Every line below that contains "XYWind" is to be copied.

#### Source material ####

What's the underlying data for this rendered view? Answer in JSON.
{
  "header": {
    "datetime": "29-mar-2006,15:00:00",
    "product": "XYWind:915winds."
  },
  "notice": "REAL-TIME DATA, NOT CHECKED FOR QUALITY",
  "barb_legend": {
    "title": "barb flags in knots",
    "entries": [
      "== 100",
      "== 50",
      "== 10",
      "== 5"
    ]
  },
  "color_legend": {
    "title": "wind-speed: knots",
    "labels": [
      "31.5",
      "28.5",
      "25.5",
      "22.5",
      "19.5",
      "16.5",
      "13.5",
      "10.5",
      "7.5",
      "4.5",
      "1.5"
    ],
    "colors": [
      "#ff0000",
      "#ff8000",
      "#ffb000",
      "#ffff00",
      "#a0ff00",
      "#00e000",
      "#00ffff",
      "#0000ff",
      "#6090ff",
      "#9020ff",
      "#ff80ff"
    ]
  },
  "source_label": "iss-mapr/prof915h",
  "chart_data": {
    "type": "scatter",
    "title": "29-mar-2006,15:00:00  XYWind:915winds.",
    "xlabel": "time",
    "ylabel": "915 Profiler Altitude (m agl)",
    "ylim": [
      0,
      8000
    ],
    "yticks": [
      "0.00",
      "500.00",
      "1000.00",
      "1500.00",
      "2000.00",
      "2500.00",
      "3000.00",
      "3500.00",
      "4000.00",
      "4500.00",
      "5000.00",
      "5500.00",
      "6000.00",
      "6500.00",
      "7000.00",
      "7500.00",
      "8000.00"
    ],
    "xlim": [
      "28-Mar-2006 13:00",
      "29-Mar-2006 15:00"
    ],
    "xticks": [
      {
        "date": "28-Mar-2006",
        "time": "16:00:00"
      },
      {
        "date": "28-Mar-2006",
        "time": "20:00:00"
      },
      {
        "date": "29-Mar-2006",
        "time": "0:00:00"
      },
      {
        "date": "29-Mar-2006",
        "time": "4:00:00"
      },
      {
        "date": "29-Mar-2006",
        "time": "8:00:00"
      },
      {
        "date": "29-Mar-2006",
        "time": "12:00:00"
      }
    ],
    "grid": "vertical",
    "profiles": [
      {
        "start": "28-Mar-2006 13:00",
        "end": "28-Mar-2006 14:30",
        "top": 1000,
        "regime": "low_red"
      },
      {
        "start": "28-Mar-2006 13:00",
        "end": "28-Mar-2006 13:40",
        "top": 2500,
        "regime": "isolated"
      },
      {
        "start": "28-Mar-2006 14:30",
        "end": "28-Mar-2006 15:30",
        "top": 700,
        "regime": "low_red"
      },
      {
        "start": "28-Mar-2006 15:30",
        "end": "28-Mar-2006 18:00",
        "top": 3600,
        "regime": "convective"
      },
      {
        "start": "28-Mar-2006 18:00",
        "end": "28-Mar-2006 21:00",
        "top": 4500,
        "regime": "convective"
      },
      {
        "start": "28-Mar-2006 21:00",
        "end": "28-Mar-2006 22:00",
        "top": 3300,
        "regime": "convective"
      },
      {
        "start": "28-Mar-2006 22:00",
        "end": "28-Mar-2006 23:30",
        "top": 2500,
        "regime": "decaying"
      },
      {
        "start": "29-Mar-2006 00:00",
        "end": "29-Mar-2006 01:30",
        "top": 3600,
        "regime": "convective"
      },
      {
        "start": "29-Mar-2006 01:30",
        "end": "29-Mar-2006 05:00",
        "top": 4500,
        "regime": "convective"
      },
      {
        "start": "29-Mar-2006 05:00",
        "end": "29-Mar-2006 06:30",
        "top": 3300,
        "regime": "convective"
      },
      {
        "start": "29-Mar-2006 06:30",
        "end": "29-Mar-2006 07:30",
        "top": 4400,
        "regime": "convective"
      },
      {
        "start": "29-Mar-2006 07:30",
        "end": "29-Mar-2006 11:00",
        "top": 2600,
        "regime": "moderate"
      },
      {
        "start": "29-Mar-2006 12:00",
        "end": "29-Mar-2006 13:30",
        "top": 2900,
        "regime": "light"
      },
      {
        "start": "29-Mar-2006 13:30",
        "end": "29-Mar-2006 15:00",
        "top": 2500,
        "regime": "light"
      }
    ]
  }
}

####

● Problem solution:
    "product": "XYWind:915winds."
    "title": "29-mar-2006,15:00:00  XYWind:915winds.",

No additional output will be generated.